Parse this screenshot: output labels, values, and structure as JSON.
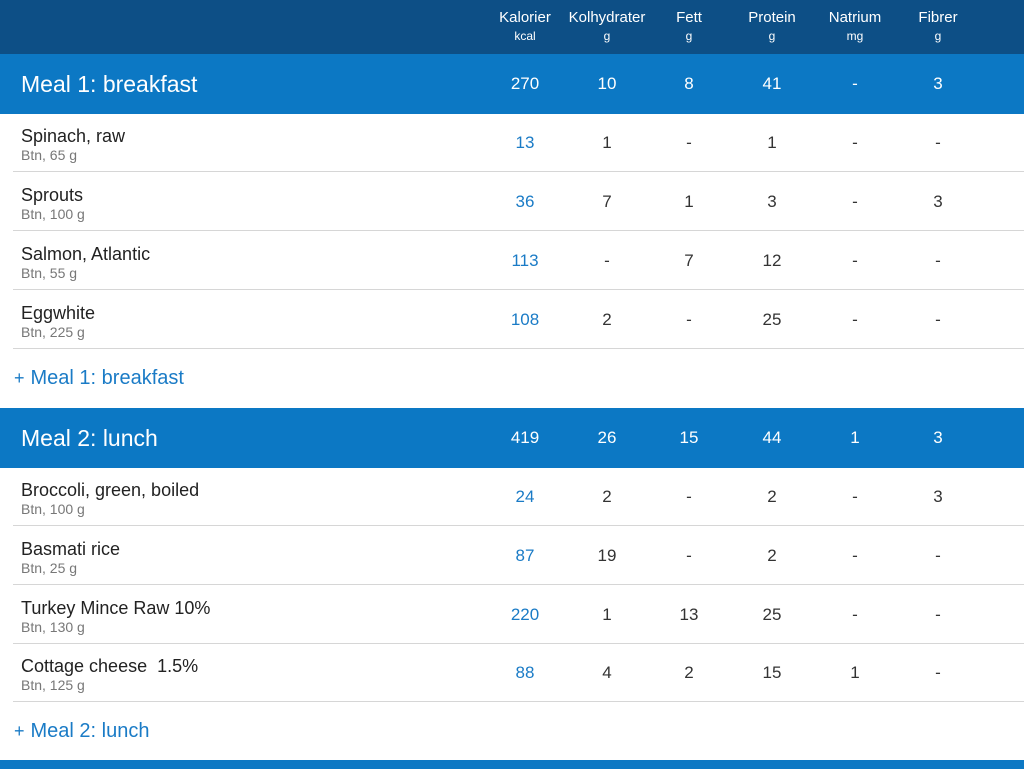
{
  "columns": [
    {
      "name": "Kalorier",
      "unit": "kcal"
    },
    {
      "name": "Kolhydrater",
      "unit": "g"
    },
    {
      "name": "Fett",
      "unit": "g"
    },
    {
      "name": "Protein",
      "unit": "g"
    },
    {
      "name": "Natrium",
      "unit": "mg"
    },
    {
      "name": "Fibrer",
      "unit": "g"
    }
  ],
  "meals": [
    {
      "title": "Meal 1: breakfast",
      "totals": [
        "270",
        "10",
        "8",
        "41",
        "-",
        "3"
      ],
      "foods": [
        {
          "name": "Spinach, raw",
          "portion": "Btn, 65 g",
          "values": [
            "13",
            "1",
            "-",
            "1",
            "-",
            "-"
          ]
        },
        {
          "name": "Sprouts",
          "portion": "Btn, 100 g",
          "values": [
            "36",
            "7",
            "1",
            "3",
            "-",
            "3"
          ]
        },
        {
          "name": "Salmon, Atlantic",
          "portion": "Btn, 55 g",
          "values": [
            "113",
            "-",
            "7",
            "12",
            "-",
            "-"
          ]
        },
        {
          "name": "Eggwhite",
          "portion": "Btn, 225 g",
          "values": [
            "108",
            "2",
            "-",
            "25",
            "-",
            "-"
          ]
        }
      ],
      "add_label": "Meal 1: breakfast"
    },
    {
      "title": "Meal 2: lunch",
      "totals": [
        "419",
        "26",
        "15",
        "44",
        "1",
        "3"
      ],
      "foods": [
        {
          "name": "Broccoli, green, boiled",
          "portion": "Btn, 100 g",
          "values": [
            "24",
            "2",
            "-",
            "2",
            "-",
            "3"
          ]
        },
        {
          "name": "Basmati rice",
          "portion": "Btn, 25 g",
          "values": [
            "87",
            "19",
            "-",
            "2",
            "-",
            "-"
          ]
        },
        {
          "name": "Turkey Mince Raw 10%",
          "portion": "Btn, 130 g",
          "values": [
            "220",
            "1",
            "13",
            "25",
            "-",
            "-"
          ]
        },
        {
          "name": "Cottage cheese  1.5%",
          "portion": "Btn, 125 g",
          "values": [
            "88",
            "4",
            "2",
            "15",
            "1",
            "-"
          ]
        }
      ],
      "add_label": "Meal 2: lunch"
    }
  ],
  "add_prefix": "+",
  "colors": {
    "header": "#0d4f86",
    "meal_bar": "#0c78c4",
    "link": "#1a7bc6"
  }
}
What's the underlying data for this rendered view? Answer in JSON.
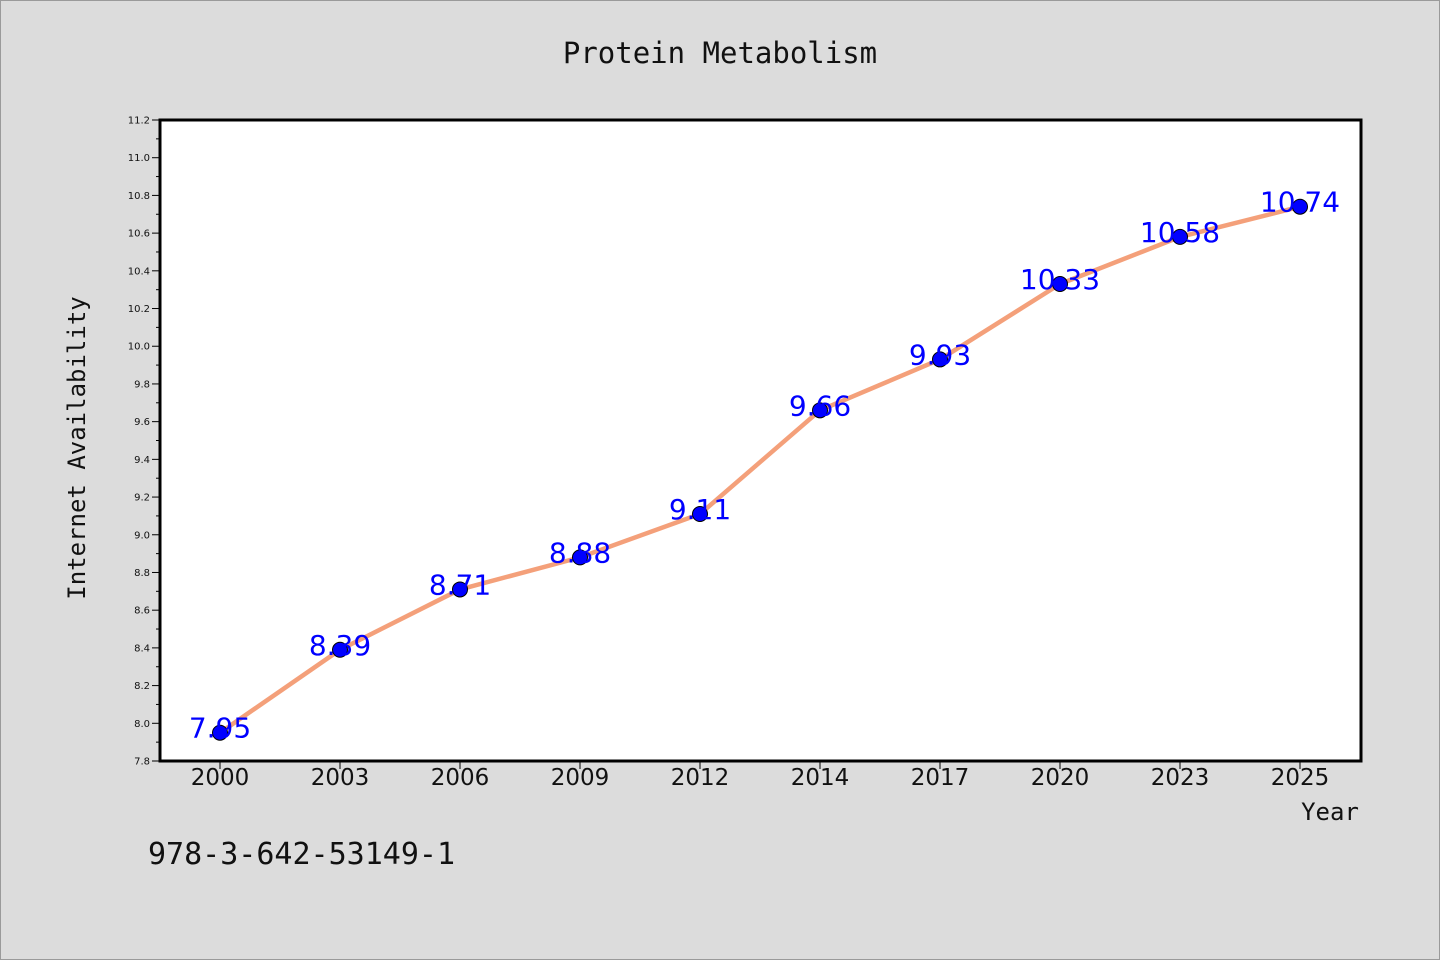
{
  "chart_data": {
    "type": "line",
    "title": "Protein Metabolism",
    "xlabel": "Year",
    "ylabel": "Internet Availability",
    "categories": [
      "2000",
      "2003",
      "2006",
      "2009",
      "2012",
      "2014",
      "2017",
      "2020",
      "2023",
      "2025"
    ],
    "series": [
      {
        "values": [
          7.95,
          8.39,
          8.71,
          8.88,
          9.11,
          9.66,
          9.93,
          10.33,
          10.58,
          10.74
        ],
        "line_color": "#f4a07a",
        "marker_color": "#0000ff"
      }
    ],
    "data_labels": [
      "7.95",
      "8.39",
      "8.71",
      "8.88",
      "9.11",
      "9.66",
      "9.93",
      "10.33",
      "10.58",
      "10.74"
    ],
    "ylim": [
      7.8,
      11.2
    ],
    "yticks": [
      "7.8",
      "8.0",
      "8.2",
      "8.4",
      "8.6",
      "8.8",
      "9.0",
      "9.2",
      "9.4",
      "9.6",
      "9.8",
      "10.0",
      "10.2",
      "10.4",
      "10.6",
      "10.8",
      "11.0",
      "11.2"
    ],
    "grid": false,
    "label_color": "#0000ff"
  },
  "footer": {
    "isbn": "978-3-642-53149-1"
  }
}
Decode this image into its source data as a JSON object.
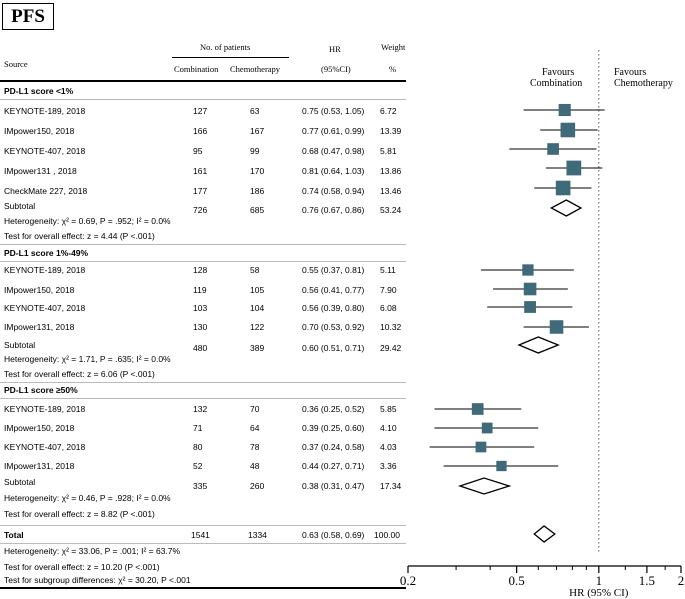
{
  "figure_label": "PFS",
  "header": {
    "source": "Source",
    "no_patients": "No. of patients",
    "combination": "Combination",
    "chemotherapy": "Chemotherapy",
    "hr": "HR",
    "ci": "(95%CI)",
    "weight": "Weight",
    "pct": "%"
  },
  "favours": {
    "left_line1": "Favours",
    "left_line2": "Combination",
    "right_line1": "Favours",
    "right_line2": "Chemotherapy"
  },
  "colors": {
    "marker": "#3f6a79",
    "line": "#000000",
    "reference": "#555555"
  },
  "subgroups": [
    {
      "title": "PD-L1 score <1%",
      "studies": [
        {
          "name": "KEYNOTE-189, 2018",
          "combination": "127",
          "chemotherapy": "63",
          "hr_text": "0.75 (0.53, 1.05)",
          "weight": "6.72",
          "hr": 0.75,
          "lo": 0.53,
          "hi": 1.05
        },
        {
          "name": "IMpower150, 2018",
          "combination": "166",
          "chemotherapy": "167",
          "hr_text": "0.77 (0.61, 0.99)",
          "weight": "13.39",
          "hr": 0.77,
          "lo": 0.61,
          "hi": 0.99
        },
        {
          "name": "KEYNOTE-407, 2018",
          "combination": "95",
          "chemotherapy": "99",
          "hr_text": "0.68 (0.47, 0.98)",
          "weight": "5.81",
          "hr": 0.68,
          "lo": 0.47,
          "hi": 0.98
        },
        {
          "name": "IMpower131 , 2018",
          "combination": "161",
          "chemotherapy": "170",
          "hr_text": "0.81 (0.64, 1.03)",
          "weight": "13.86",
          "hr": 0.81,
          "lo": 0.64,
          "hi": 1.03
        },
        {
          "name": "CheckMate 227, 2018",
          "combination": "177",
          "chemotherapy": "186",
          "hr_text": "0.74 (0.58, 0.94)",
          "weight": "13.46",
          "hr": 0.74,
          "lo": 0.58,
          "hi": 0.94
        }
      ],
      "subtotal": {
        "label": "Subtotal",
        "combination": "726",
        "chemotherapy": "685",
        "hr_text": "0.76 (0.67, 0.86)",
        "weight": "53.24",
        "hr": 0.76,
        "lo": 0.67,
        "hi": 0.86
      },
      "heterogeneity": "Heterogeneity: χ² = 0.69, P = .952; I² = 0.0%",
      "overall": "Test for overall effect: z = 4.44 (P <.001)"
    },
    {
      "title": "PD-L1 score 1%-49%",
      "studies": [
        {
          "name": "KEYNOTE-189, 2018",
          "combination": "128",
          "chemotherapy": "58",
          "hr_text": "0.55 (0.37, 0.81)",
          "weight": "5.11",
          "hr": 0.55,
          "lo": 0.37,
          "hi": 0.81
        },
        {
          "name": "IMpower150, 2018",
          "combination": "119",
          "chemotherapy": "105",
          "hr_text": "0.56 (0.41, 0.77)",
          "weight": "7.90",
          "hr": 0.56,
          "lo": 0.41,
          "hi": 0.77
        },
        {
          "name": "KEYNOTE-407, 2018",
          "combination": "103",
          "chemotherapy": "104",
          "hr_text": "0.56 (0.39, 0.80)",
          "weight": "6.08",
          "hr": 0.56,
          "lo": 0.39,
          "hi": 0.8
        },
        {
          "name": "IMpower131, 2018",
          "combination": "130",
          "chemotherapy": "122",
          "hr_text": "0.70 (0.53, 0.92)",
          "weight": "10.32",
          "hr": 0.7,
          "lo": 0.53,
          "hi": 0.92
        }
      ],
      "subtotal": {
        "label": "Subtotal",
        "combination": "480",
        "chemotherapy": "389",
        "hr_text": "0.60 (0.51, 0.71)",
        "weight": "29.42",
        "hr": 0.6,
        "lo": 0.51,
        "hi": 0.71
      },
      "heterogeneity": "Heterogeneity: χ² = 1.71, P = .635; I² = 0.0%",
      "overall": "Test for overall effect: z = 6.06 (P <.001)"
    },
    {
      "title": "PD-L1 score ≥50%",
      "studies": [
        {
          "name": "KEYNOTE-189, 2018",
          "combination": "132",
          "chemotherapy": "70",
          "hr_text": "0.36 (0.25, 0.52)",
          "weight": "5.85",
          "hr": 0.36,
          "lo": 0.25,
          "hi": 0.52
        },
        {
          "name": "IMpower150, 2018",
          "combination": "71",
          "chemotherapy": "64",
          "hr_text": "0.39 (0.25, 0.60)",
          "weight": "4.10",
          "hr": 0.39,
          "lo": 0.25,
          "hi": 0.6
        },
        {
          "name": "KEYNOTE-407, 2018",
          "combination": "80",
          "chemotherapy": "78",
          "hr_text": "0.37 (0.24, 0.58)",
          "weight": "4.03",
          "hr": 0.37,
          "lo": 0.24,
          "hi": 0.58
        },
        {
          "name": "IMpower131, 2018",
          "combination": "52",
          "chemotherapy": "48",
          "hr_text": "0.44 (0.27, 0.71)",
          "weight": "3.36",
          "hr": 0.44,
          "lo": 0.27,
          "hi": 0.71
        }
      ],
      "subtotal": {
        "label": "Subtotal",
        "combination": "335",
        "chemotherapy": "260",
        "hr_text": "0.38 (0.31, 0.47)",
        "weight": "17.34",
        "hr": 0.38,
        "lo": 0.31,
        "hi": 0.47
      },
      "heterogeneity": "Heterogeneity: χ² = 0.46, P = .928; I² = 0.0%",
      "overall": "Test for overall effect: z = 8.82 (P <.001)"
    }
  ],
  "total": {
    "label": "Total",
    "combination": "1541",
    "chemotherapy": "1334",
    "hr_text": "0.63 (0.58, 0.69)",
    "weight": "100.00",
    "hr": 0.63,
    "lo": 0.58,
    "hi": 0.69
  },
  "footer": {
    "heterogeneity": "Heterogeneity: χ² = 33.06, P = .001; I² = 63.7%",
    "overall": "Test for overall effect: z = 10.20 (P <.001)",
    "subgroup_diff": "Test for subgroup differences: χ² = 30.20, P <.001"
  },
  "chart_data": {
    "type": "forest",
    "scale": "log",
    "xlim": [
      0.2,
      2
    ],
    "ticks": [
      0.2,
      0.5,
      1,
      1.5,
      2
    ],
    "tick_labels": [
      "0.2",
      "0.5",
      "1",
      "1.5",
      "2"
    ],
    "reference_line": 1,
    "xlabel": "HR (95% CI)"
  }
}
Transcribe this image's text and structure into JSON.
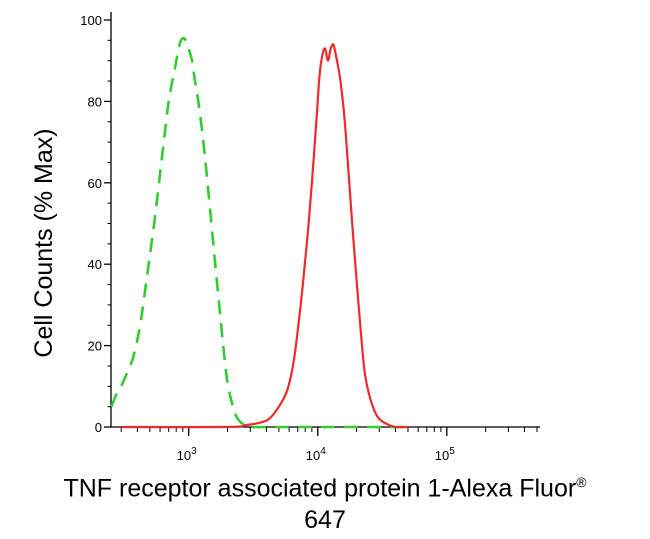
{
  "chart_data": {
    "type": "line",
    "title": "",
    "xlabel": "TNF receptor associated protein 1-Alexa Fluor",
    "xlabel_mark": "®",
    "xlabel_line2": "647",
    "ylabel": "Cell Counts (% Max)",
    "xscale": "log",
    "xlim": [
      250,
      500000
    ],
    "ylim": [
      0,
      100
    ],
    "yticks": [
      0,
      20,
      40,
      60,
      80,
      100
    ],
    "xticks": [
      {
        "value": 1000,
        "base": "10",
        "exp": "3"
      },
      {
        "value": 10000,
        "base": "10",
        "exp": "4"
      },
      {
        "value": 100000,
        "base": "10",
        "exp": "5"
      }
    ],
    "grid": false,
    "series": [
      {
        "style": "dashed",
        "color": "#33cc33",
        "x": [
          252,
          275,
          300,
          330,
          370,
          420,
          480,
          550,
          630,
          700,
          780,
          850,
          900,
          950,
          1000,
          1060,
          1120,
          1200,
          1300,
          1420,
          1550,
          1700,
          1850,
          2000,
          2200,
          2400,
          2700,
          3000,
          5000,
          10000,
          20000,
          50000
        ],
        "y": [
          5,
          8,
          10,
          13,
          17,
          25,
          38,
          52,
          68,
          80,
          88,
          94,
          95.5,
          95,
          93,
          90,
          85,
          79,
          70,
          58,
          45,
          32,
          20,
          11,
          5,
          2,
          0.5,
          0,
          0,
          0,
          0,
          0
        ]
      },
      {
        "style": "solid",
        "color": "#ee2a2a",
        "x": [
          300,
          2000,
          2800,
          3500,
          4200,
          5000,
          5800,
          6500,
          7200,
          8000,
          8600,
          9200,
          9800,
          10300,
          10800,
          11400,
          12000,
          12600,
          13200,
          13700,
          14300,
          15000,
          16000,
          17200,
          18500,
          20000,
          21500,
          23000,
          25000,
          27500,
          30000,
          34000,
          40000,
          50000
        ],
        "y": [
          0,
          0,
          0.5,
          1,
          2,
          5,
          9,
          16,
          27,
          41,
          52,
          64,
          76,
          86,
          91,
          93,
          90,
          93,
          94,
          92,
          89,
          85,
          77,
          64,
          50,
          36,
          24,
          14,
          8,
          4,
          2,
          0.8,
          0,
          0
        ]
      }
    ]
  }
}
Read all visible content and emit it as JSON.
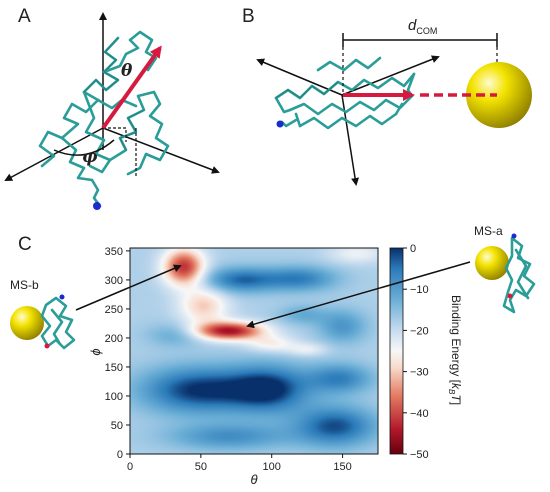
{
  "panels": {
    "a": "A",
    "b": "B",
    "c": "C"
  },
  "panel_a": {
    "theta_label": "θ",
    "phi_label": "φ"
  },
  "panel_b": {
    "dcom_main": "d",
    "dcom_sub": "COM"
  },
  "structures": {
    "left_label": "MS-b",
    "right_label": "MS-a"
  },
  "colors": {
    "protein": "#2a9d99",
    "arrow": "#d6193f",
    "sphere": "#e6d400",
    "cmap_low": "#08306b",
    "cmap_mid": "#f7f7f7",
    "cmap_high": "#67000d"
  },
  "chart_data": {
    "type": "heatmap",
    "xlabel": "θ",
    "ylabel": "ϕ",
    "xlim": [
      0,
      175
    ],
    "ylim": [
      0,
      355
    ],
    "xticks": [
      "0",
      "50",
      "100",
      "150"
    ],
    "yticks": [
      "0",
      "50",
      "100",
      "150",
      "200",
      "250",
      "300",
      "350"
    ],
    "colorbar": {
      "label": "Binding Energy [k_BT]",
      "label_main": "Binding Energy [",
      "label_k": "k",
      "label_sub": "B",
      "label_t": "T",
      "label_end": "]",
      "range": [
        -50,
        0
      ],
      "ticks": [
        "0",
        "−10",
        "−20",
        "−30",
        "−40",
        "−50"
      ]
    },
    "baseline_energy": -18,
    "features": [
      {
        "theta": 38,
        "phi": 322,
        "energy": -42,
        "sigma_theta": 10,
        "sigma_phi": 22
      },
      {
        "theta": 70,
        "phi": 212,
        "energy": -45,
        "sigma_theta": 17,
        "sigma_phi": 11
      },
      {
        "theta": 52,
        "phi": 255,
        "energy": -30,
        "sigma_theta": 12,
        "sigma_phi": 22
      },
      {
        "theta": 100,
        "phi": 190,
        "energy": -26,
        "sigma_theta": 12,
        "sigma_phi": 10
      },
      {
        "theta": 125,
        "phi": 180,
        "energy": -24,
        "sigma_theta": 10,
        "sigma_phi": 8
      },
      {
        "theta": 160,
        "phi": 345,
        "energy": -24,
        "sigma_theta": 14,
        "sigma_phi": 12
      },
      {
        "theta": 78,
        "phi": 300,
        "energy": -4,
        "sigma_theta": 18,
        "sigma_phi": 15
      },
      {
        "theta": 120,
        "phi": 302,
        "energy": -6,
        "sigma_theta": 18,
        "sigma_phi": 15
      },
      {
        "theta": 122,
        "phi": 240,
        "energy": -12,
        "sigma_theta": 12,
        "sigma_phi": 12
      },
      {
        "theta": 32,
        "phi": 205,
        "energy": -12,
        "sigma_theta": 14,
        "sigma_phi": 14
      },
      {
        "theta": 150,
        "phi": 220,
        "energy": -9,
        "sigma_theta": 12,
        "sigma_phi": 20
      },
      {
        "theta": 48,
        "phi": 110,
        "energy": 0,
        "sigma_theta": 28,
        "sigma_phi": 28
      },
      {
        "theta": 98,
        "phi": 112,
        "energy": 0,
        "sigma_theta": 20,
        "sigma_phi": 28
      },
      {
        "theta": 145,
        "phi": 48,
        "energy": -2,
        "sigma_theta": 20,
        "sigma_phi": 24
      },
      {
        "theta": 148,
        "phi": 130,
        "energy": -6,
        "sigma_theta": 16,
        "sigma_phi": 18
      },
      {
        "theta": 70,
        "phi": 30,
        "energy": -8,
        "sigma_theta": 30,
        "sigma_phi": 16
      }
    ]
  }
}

__Task statement__.
Go through the listing above and list every line that has the word "lunch".

__Output below__.
      "title": "Meal 2: lunch",
      "add_label": "Meal 2: lunch"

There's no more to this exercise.